(Records contained in a dataset)
────────────────
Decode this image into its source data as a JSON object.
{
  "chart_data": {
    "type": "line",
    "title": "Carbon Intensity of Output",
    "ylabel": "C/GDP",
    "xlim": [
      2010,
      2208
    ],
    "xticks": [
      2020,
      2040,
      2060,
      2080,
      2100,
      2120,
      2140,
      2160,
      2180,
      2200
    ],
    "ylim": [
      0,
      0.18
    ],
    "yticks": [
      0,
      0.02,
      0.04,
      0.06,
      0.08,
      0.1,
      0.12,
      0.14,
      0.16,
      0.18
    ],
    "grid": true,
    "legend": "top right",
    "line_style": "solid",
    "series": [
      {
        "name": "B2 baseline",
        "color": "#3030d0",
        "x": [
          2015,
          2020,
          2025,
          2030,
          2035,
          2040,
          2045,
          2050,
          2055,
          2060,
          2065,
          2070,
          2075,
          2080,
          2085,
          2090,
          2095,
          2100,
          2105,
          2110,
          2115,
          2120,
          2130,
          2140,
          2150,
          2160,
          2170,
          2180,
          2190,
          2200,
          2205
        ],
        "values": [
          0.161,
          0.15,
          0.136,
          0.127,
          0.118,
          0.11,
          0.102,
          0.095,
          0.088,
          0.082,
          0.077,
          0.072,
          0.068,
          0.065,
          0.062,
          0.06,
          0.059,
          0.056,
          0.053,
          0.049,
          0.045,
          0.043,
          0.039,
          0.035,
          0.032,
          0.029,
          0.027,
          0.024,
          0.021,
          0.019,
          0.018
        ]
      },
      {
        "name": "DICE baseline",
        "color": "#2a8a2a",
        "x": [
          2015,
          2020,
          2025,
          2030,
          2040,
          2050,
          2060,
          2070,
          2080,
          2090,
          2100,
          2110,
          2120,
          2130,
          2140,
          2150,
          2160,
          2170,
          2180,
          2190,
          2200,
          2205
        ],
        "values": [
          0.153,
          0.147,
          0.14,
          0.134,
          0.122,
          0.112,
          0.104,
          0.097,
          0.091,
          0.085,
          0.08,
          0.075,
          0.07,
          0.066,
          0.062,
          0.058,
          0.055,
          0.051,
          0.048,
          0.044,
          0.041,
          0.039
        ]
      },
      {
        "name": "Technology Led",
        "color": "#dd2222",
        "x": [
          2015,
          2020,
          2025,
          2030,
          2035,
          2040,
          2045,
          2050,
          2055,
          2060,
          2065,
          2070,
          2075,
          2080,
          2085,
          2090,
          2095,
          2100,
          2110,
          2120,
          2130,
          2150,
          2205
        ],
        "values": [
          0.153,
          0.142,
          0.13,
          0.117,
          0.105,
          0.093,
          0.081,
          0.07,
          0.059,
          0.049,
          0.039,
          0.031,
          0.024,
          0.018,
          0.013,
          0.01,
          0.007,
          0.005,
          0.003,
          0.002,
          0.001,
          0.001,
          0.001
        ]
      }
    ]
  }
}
────────────────
> [Description of the task]:
All of the entries above need to be reproduced exactly.

> [Finished task]:
Decode this image into its source data as a JSON object.
{
  "chart_data": {
    "type": "line",
    "title": "Carbon Intensity of Output",
    "ylabel": "C/GDP",
    "xlim": [
      2010,
      2208
    ],
    "xticks": [
      2020,
      2040,
      2060,
      2080,
      2100,
      2120,
      2140,
      2160,
      2180,
      2200
    ],
    "ylim": [
      0,
      0.18
    ],
    "yticks": [
      0,
      0.02,
      0.04,
      0.06,
      0.08,
      0.1,
      0.12,
      0.14,
      0.16,
      0.18
    ],
    "grid": true,
    "legend": "top right",
    "line_style": "solid",
    "series": [
      {
        "name": "B2 baseline",
        "color": "#3030d0",
        "x": [
          2015,
          2020,
          2025,
          2030,
          2035,
          2040,
          2045,
          2050,
          2055,
          2060,
          2065,
          2070,
          2075,
          2080,
          2085,
          2090,
          2095,
          2100,
          2105,
          2110,
          2115,
          2120,
          2130,
          2140,
          2150,
          2160,
          2170,
          2180,
          2190,
          2200,
          2205
        ],
        "values": [
          0.161,
          0.15,
          0.136,
          0.127,
          0.118,
          0.11,
          0.102,
          0.095,
          0.088,
          0.082,
          0.077,
          0.072,
          0.068,
          0.065,
          0.062,
          0.06,
          0.059,
          0.056,
          0.053,
          0.049,
          0.045,
          0.043,
          0.039,
          0.035,
          0.032,
          0.029,
          0.027,
          0.024,
          0.021,
          0.019,
          0.018
        ]
      },
      {
        "name": "DICE baseline",
        "color": "#2a8a2a",
        "x": [
          2015,
          2020,
          2025,
          2030,
          2040,
          2050,
          2060,
          2070,
          2080,
          2090,
          2100,
          2110,
          2120,
          2130,
          2140,
          2150,
          2160,
          2170,
          2180,
          2190,
          2200,
          2205
        ],
        "values": [
          0.153,
          0.147,
          0.14,
          0.134,
          0.122,
          0.112,
          0.104,
          0.097,
          0.091,
          0.085,
          0.08,
          0.075,
          0.07,
          0.066,
          0.062,
          0.058,
          0.055,
          0.051,
          0.048,
          0.044,
          0.041,
          0.039
        ]
      },
      {
        "name": "Technology Led",
        "color": "#dd2222",
        "x": [
          2015,
          2020,
          2025,
          2030,
          2035,
          2040,
          2045,
          2050,
          2055,
          2060,
          2065,
          2070,
          2075,
          2080,
          2085,
          2090,
          2095,
          2100,
          2110,
          2120,
          2130,
          2150,
          2205
        ],
        "values": [
          0.153,
          0.142,
          0.13,
          0.117,
          0.105,
          0.093,
          0.081,
          0.07,
          0.059,
          0.049,
          0.039,
          0.031,
          0.024,
          0.018,
          0.013,
          0.01,
          0.007,
          0.005,
          0.003,
          0.002,
          0.001,
          0.001,
          0.001
        ]
      }
    ]
  }
}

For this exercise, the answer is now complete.